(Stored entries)
════

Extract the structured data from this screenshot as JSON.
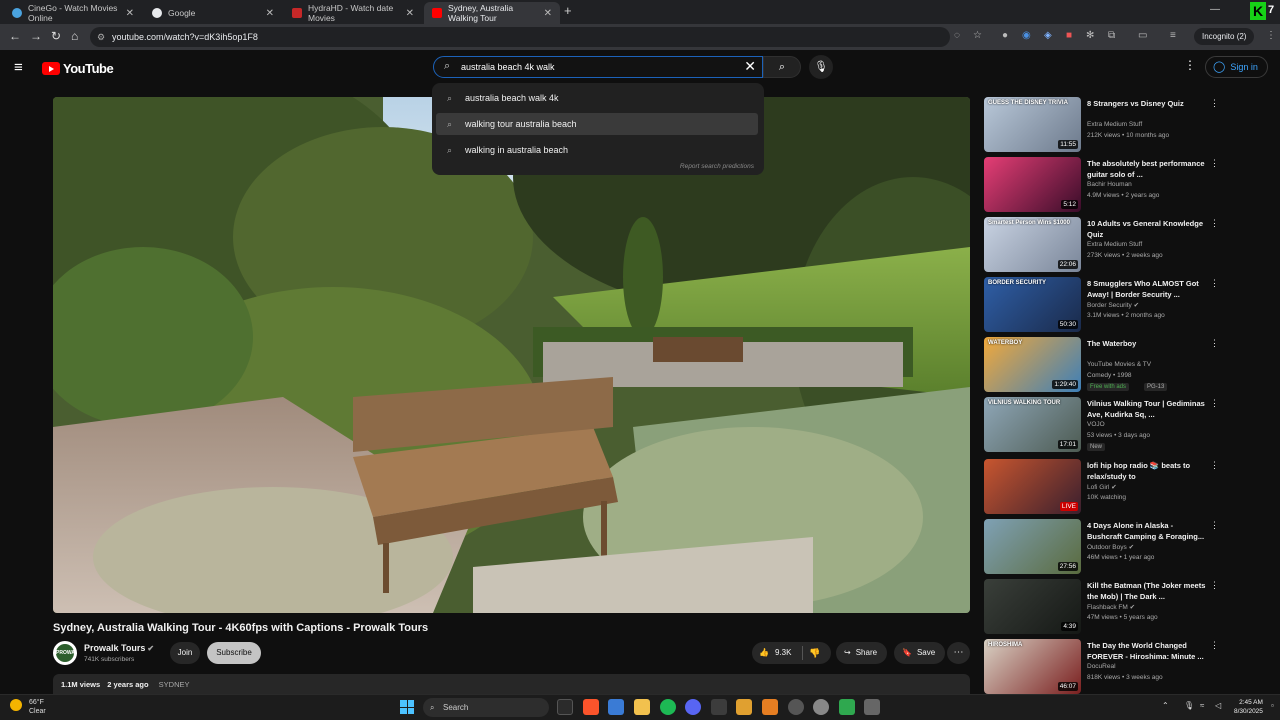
{
  "browser": {
    "tabs": [
      {
        "title": "CineGo - Watch Movies Online",
        "color": "#4aa3df"
      },
      {
        "title": "Google",
        "color": "#e8eaed"
      },
      {
        "title": "HydraHD - Watch date Movies",
        "color": "#c62828"
      },
      {
        "title": "Sydney, Australia Walking Tour",
        "color": "#ff0000"
      }
    ],
    "url": "youtube.com/watch?v=dK3ih5op1F8",
    "incognito_label": "Incognito (2)",
    "k_badge": "K",
    "k_badge_num": "7"
  },
  "youtube": {
    "logo_text": "YouTube",
    "search_query": "australia beach 4k walk",
    "sign_in_label": "Sign in",
    "suggestions": [
      "australia beach walk 4k",
      "walking tour australia beach",
      "walking in australia beach"
    ],
    "report_label": "Report search predictions"
  },
  "video": {
    "title": "Sydney, Australia Walking Tour - 4K60fps with Captions - Prowalk Tours",
    "channel": "Prowalk Tours",
    "channel_avatar_text": "PROWALK TOURS",
    "subscribers": "741K subscribers",
    "join_label": "Join",
    "subscribe_label": "Subscribe",
    "likes": "9.3K",
    "share_label": "Share",
    "save_label": "Save",
    "views": "1.1M views",
    "age": "2 years ago",
    "tag": "SYDNEY"
  },
  "recommendations": [
    {
      "title": "8 Strangers vs Disney Quiz",
      "channel": "Extra Medium Stuff",
      "meta": "212K views • 10 months ago",
      "duration": "11:55",
      "verified": false,
      "thumb": [
        "#b9c8d9",
        "#6d7a8c"
      ],
      "thumb_text": "GUESS THE DISNEY TRIVIA"
    },
    {
      "title": "The absolutely best performance guitar solo of ...",
      "channel": "Bachir Houman",
      "meta": "4.9M views • 2 years ago",
      "duration": "5:12",
      "verified": false,
      "thumb": [
        "#e53e75",
        "#3a0d2a"
      ],
      "thumb_text": ""
    },
    {
      "title": "10 Adults vs General Knowledge Quiz",
      "channel": "Extra Medium Stuff",
      "meta": "273K views • 2 weeks ago",
      "duration": "22:06",
      "verified": false,
      "thumb": [
        "#c9d3e3",
        "#7a8699"
      ],
      "thumb_text": "Smartest Person Wins $1000"
    },
    {
      "title": "8 Smugglers Who ALMOST Got Away! | Border Security ...",
      "channel": "Border Security",
      "meta": "3.1M views • 2 months ago",
      "duration": "50:30",
      "verified": true,
      "thumb": [
        "#2f5fa7",
        "#1a2a4a"
      ],
      "thumb_text": "BORDER SECURITY"
    },
    {
      "title": "The Waterboy",
      "channel": "YouTube Movies & TV",
      "meta": "Comedy • 1998",
      "duration": "1:29:40",
      "verified": false,
      "badge": "Free with ads",
      "badge2": "PG-13",
      "thumb": [
        "#f2a93b",
        "#3d7fb8"
      ],
      "thumb_text": "WATERBOY"
    },
    {
      "title": "Vilnius Walking Tour | Gediminas Ave, Kudirka Sq, ...",
      "channel": "VOJO",
      "meta": "53 views • 3 days ago",
      "duration": "17:01",
      "verified": false,
      "badge": "New",
      "thumb": [
        "#8fa7b8",
        "#4d5b52"
      ],
      "thumb_text": "VILNIUS WALKING TOUR"
    },
    {
      "title": "lofi hip hop radio 📚 beats to relax/study to",
      "channel": "Lofi Girl",
      "meta": "10K watching",
      "duration": "LIVE",
      "live": true,
      "verified": true,
      "thumb": [
        "#c8562f",
        "#3a1f2e"
      ],
      "thumb_text": ""
    },
    {
      "title": "4 Days Alone in Alaska - Bushcraft Camping & Foraging...",
      "channel": "Outdoor Boys",
      "meta": "46M views • 1 year ago",
      "duration": "27:56",
      "verified": true,
      "thumb": [
        "#7fa1b5",
        "#5a6b3e"
      ],
      "thumb_text": ""
    },
    {
      "title": "Kill the Batman (The Joker meets the Mob) | The Dark ...",
      "channel": "Flashback FM",
      "meta": "47M views • 5 years ago",
      "duration": "4:39",
      "verified": true,
      "thumb": [
        "#3a3f3a",
        "#151815"
      ],
      "thumb_text": ""
    },
    {
      "title": "The Day the World Changed FOREVER - Hiroshima: Minute ...",
      "channel": "DocuReal",
      "meta": "818K views • 3 weeks ago",
      "duration": "46:07",
      "verified": false,
      "thumb": [
        "#d9d2c5",
        "#7a1f1f"
      ],
      "thumb_text": "HIROSHIMA"
    }
  ],
  "taskbar": {
    "temp": "66°F",
    "condition": "Clear",
    "search_label": "Search",
    "time": "2:45 AM",
    "date": "8/30/2025"
  },
  "colors": {
    "accent": "#3ea6ff",
    "brand": "#ff0000",
    "search_border": "#1c62b9"
  }
}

════

→ Task prompt: Determine how many lines of the data contain "years" and give nothing but that number.

→ Written response: 3